===== Data extract =====

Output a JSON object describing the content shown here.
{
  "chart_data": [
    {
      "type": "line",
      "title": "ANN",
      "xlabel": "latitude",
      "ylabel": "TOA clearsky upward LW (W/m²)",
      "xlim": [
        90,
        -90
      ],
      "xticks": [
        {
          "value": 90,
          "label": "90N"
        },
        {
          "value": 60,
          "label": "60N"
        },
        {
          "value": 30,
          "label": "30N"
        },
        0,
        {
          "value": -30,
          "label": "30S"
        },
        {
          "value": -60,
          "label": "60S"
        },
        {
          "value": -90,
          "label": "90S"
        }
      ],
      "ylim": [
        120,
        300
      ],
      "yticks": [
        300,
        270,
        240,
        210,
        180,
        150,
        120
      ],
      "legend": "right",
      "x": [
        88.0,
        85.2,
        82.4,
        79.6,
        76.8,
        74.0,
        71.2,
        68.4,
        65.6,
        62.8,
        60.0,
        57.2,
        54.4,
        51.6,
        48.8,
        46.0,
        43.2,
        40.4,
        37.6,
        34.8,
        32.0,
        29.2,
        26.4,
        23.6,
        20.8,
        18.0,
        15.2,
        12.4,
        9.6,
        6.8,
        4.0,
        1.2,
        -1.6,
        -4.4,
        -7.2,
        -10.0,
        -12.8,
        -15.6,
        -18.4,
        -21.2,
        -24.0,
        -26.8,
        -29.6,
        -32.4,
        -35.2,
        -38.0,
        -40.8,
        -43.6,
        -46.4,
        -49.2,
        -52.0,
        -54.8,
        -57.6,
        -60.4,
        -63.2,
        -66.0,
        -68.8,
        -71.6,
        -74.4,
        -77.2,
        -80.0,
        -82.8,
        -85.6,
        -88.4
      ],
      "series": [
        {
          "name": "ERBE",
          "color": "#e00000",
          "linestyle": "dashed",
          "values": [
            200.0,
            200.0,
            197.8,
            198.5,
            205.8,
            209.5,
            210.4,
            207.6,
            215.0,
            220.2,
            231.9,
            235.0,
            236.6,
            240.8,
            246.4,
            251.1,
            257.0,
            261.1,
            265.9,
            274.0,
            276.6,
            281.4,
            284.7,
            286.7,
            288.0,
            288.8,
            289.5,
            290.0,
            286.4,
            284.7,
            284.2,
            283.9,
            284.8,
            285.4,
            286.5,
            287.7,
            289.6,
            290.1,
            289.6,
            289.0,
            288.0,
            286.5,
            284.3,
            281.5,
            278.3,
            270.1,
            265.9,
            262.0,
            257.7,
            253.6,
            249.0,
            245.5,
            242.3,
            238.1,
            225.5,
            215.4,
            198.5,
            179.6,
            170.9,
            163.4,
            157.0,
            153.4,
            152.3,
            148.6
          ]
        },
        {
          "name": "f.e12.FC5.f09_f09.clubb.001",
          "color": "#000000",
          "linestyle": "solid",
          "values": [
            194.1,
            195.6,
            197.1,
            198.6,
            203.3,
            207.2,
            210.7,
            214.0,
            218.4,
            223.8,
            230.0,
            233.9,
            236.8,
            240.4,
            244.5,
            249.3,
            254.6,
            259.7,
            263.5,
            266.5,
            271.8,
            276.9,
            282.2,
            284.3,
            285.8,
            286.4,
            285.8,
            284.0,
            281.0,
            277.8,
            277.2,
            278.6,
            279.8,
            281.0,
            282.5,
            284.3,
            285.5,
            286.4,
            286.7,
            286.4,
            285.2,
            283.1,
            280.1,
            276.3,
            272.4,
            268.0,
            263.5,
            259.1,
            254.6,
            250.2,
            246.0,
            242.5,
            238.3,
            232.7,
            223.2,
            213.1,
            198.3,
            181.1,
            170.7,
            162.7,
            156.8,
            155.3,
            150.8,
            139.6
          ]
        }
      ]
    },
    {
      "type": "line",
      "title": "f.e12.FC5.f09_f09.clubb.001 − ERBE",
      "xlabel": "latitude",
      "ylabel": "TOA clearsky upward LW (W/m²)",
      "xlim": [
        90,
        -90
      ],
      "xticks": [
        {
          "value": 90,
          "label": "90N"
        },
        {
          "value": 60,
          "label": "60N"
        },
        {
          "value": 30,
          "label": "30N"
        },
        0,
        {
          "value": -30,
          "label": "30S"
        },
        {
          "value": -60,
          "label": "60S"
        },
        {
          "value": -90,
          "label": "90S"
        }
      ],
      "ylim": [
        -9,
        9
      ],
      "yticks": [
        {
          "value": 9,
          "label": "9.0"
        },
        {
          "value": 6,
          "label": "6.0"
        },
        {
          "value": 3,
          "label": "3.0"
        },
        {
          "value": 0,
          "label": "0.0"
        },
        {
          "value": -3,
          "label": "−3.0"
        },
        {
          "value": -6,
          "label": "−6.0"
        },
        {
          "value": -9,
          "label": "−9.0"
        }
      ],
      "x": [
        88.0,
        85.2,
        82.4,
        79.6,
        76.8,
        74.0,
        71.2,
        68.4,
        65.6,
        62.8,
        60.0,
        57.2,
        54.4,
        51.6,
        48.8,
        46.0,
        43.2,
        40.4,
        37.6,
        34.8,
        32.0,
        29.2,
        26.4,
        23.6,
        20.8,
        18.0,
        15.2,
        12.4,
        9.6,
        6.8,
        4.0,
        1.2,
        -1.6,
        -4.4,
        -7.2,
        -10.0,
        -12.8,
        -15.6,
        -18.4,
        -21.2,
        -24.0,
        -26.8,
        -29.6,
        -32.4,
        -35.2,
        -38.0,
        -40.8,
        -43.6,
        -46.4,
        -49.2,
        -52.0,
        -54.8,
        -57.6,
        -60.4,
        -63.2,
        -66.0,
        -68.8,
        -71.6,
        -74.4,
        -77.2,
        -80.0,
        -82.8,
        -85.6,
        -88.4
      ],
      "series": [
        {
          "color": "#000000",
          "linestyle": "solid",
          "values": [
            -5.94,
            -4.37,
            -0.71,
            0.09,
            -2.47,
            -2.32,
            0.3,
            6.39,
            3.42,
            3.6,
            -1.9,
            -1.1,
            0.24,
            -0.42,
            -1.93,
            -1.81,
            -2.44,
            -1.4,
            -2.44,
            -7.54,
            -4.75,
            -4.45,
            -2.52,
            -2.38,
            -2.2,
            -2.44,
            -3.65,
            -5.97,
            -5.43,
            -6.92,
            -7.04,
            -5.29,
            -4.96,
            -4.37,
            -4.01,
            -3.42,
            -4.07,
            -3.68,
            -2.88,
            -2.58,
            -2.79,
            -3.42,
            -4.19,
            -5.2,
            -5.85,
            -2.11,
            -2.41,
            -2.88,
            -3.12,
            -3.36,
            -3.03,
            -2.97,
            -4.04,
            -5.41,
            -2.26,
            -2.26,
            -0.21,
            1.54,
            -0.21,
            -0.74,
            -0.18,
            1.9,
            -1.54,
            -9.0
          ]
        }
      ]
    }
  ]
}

=====

Make an exact copy of the listing, including every line.

## Full solution:
Output a JSON object describing the content shown here.
{
  "chart_data": [
    {
      "type": "line",
      "title": "ANN",
      "xlabel": "latitude",
      "ylabel": "TOA clearsky upward LW (W/m²)",
      "xlim": [
        90,
        -90
      ],
      "xticks": [
        {
          "value": 90,
          "label": "90N"
        },
        {
          "value": 60,
          "label": "60N"
        },
        {
          "value": 30,
          "label": "30N"
        },
        0,
        {
          "value": -30,
          "label": "30S"
        },
        {
          "value": -60,
          "label": "60S"
        },
        {
          "value": -90,
          "label": "90S"
        }
      ],
      "ylim": [
        120,
        300
      ],
      "yticks": [
        300,
        270,
        240,
        210,
        180,
        150,
        120
      ],
      "legend": "right",
      "x": [
        88.0,
        85.2,
        82.4,
        79.6,
        76.8,
        74.0,
        71.2,
        68.4,
        65.6,
        62.8,
        60.0,
        57.2,
        54.4,
        51.6,
        48.8,
        46.0,
        43.2,
        40.4,
        37.6,
        34.8,
        32.0,
        29.2,
        26.4,
        23.6,
        20.8,
        18.0,
        15.2,
        12.4,
        9.6,
        6.8,
        4.0,
        1.2,
        -1.6,
        -4.4,
        -7.2,
        -10.0,
        -12.8,
        -15.6,
        -18.4,
        -21.2,
        -24.0,
        -26.8,
        -29.6,
        -32.4,
        -35.2,
        -38.0,
        -40.8,
        -43.6,
        -46.4,
        -49.2,
        -52.0,
        -54.8,
        -57.6,
        -60.4,
        -63.2,
        -66.0,
        -68.8,
        -71.6,
        -74.4,
        -77.2,
        -80.0,
        -82.8,
        -85.6,
        -88.4
      ],
      "series": [
        {
          "name": "ERBE",
          "color": "#e00000",
          "linestyle": "dashed",
          "values": [
            200.0,
            200.0,
            197.8,
            198.5,
            205.8,
            209.5,
            210.4,
            207.6,
            215.0,
            220.2,
            231.9,
            235.0,
            236.6,
            240.8,
            246.4,
            251.1,
            257.0,
            261.1,
            265.9,
            274.0,
            276.6,
            281.4,
            284.7,
            286.7,
            288.0,
            288.8,
            289.5,
            290.0,
            286.4,
            284.7,
            284.2,
            283.9,
            284.8,
            285.4,
            286.5,
            287.7,
            289.6,
            290.1,
            289.6,
            289.0,
            288.0,
            286.5,
            284.3,
            281.5,
            278.3,
            270.1,
            265.9,
            262.0,
            257.7,
            253.6,
            249.0,
            245.5,
            242.3,
            238.1,
            225.5,
            215.4,
            198.5,
            179.6,
            170.9,
            163.4,
            157.0,
            153.4,
            152.3,
            148.6
          ]
        },
        {
          "name": "f.e12.FC5.f09_f09.clubb.001",
          "color": "#000000",
          "linestyle": "solid",
          "values": [
            194.1,
            195.6,
            197.1,
            198.6,
            203.3,
            207.2,
            210.7,
            214.0,
            218.4,
            223.8,
            230.0,
            233.9,
            236.8,
            240.4,
            244.5,
            249.3,
            254.6,
            259.7,
            263.5,
            266.5,
            271.8,
            276.9,
            282.2,
            284.3,
            285.8,
            286.4,
            285.8,
            284.0,
            281.0,
            277.8,
            277.2,
            278.6,
            279.8,
            281.0,
            282.5,
            284.3,
            285.5,
            286.4,
            286.7,
            286.4,
            285.2,
            283.1,
            280.1,
            276.3,
            272.4,
            268.0,
            263.5,
            259.1,
            254.6,
            250.2,
            246.0,
            242.5,
            238.3,
            232.7,
            223.2,
            213.1,
            198.3,
            181.1,
            170.7,
            162.7,
            156.8,
            155.3,
            150.8,
            139.6
          ]
        }
      ]
    },
    {
      "type": "line",
      "title": "f.e12.FC5.f09_f09.clubb.001 − ERBE",
      "xlabel": "latitude",
      "ylabel": "TOA clearsky upward LW (W/m²)",
      "xlim": [
        90,
        -90
      ],
      "xticks": [
        {
          "value": 90,
          "label": "90N"
        },
        {
          "value": 60,
          "label": "60N"
        },
        {
          "value": 30,
          "label": "30N"
        },
        0,
        {
          "value": -30,
          "label": "30S"
        },
        {
          "value": -60,
          "label": "60S"
        },
        {
          "value": -90,
          "label": "90S"
        }
      ],
      "ylim": [
        -9,
        9
      ],
      "yticks": [
        {
          "value": 9,
          "label": "9.0"
        },
        {
          "value": 6,
          "label": "6.0"
        },
        {
          "value": 3,
          "label": "3.0"
        },
        {
          "value": 0,
          "label": "0.0"
        },
        {
          "value": -3,
          "label": "−3.0"
        },
        {
          "value": -6,
          "label": "−6.0"
        },
        {
          "value": -9,
          "label": "−9.0"
        }
      ],
      "x": [
        88.0,
        85.2,
        82.4,
        79.6,
        76.8,
        74.0,
        71.2,
        68.4,
        65.6,
        62.8,
        60.0,
        57.2,
        54.4,
        51.6,
        48.8,
        46.0,
        43.2,
        40.4,
        37.6,
        34.8,
        32.0,
        29.2,
        26.4,
        23.6,
        20.8,
        18.0,
        15.2,
        12.4,
        9.6,
        6.8,
        4.0,
        1.2,
        -1.6,
        -4.4,
        -7.2,
        -10.0,
        -12.8,
        -15.6,
        -18.4,
        -21.2,
        -24.0,
        -26.8,
        -29.6,
        -32.4,
        -35.2,
        -38.0,
        -40.8,
        -43.6,
        -46.4,
        -49.2,
        -52.0,
        -54.8,
        -57.6,
        -60.4,
        -63.2,
        -66.0,
        -68.8,
        -71.6,
        -74.4,
        -77.2,
        -80.0,
        -82.8,
        -85.6,
        -88.4
      ],
      "series": [
        {
          "color": "#000000",
          "linestyle": "solid",
          "values": [
            -5.94,
            -4.37,
            -0.71,
            0.09,
            -2.47,
            -2.32,
            0.3,
            6.39,
            3.42,
            3.6,
            -1.9,
            -1.1,
            0.24,
            -0.42,
            -1.93,
            -1.81,
            -2.44,
            -1.4,
            -2.44,
            -7.54,
            -4.75,
            -4.45,
            -2.52,
            -2.38,
            -2.2,
            -2.44,
            -3.65,
            -5.97,
            -5.43,
            -6.92,
            -7.04,
            -5.29,
            -4.96,
            -4.37,
            -4.01,
            -3.42,
            -4.07,
            -3.68,
            -2.88,
            -2.58,
            -2.79,
            -3.42,
            -4.19,
            -5.2,
            -5.85,
            -2.11,
            -2.41,
            -2.88,
            -3.12,
            -3.36,
            -3.03,
            -2.97,
            -4.04,
            -5.41,
            -2.26,
            -2.26,
            -0.21,
            1.54,
            -0.21,
            -0.74,
            -0.18,
            1.9,
            -1.54,
            -9.0
          ]
        }
      ]
    }
  ]
}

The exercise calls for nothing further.